Write out all of the entries that follow, word for word, but skip the pictures.

----

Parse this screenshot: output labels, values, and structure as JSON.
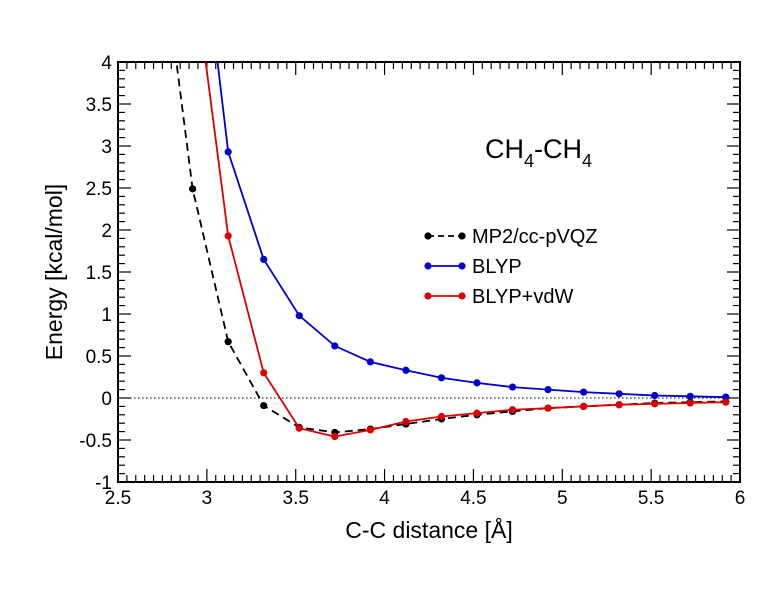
{
  "chart_data": {
    "type": "line",
    "title": "",
    "xlabel": "C-C distance [Å]",
    "ylabel": "Energy [kcal/mol]",
    "xlim": [
      2.5,
      6
    ],
    "ylim": [
      -1,
      4
    ],
    "xticks": [
      2.5,
      3,
      3.5,
      4,
      4.5,
      5,
      5.5,
      6
    ],
    "xtick_labels": [
      "2.5",
      "3",
      "3.5",
      "4",
      "4.5",
      "5",
      "5.5",
      "6"
    ],
    "yticks": [
      -1,
      -0.5,
      0,
      0.5,
      1,
      1.5,
      2,
      2.5,
      3,
      3.5,
      4
    ],
    "ytick_labels": [
      "-1",
      "-0.5",
      "0",
      "0.5",
      "1",
      "1.5",
      "2",
      "2.5",
      "3",
      "3.5",
      "4"
    ],
    "grid": false,
    "zero_line": true,
    "legend_position": "right",
    "annotation": {
      "main": "CH",
      "sub1": "4",
      "dash": "-CH",
      "sub2": "4"
    },
    "series": [
      {
        "name": "MP2/cc-pVQZ",
        "color": "#000000",
        "style": "dashed",
        "x": [
          2.72,
          2.92,
          3.12,
          3.32,
          3.52,
          3.72,
          3.92,
          4.12,
          4.32,
          4.52,
          4.72,
          4.92,
          5.12,
          5.32,
          5.52,
          5.72,
          5.92
        ],
        "y": [
          5.8,
          2.49,
          0.67,
          -0.09,
          -0.35,
          -0.41,
          -0.37,
          -0.31,
          -0.25,
          -0.2,
          -0.16,
          -0.12,
          -0.1,
          -0.08,
          -0.06,
          -0.05,
          -0.04
        ],
        "markers_from": 1
      },
      {
        "name": "BLYP",
        "color": "#0000cc",
        "style": "solid",
        "x": [
          2.92,
          3.12,
          3.32,
          3.52,
          3.72,
          3.92,
          4.12,
          4.32,
          4.52,
          4.72,
          4.92,
          5.12,
          5.32,
          5.52,
          5.72,
          5.92
        ],
        "y": [
          6.5,
          2.93,
          1.65,
          0.98,
          0.62,
          0.43,
          0.33,
          0.24,
          0.18,
          0.13,
          0.1,
          0.07,
          0.05,
          0.03,
          0.02,
          0.01
        ],
        "markers_from": 1
      },
      {
        "name": "BLYP+vdW",
        "color": "#dd0000",
        "style": "solid",
        "x": [
          2.92,
          3.12,
          3.32,
          3.52,
          3.72,
          3.92,
          4.12,
          4.32,
          4.52,
          4.72,
          4.92,
          5.12,
          5.32,
          5.52,
          5.72,
          5.92
        ],
        "y": [
          5.2,
          1.93,
          0.3,
          -0.36,
          -0.46,
          -0.38,
          -0.28,
          -0.22,
          -0.18,
          -0.14,
          -0.12,
          -0.1,
          -0.08,
          -0.07,
          -0.06,
          -0.05
        ],
        "markers_from": 1
      }
    ]
  }
}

----

● ANSWER TO THE EXERCISE
Parse this screenshot: output labels, values, and structure as JSON.
{
  "chart_data": {
    "type": "line",
    "title": "",
    "xlabel": "C-C distance [Å]",
    "ylabel": "Energy [kcal/mol]",
    "xlim": [
      2.5,
      6
    ],
    "ylim": [
      -1,
      4
    ],
    "xticks": [
      2.5,
      3,
      3.5,
      4,
      4.5,
      5,
      5.5,
      6
    ],
    "xtick_labels": [
      "2.5",
      "3",
      "3.5",
      "4",
      "4.5",
      "5",
      "5.5",
      "6"
    ],
    "yticks": [
      -1,
      -0.5,
      0,
      0.5,
      1,
      1.5,
      2,
      2.5,
      3,
      3.5,
      4
    ],
    "ytick_labels": [
      "-1",
      "-0.5",
      "0",
      "0.5",
      "1",
      "1.5",
      "2",
      "2.5",
      "3",
      "3.5",
      "4"
    ],
    "grid": false,
    "zero_line": true,
    "legend_position": "right",
    "annotation": {
      "main": "CH",
      "sub1": "4",
      "dash": "-CH",
      "sub2": "4"
    },
    "series": [
      {
        "name": "MP2/cc-pVQZ",
        "color": "#000000",
        "style": "dashed",
        "x": [
          2.72,
          2.92,
          3.12,
          3.32,
          3.52,
          3.72,
          3.92,
          4.12,
          4.32,
          4.52,
          4.72,
          4.92,
          5.12,
          5.32,
          5.52,
          5.72,
          5.92
        ],
        "y": [
          5.8,
          2.49,
          0.67,
          -0.09,
          -0.35,
          -0.41,
          -0.37,
          -0.31,
          -0.25,
          -0.2,
          -0.16,
          -0.12,
          -0.1,
          -0.08,
          -0.06,
          -0.05,
          -0.04
        ],
        "markers_from": 1
      },
      {
        "name": "BLYP",
        "color": "#0000cc",
        "style": "solid",
        "x": [
          2.92,
          3.12,
          3.32,
          3.52,
          3.72,
          3.92,
          4.12,
          4.32,
          4.52,
          4.72,
          4.92,
          5.12,
          5.32,
          5.52,
          5.72,
          5.92
        ],
        "y": [
          6.5,
          2.93,
          1.65,
          0.98,
          0.62,
          0.43,
          0.33,
          0.24,
          0.18,
          0.13,
          0.1,
          0.07,
          0.05,
          0.03,
          0.02,
          0.01
        ],
        "markers_from": 1
      },
      {
        "name": "BLYP+vdW",
        "color": "#dd0000",
        "style": "solid",
        "x": [
          2.92,
          3.12,
          3.32,
          3.52,
          3.72,
          3.92,
          4.12,
          4.32,
          4.52,
          4.72,
          4.92,
          5.12,
          5.32,
          5.52,
          5.72,
          5.92
        ],
        "y": [
          5.2,
          1.93,
          0.3,
          -0.36,
          -0.46,
          -0.38,
          -0.28,
          -0.22,
          -0.18,
          -0.14,
          -0.12,
          -0.1,
          -0.08,
          -0.07,
          -0.06,
          -0.05
        ],
        "markers_from": 1
      }
    ]
  }
}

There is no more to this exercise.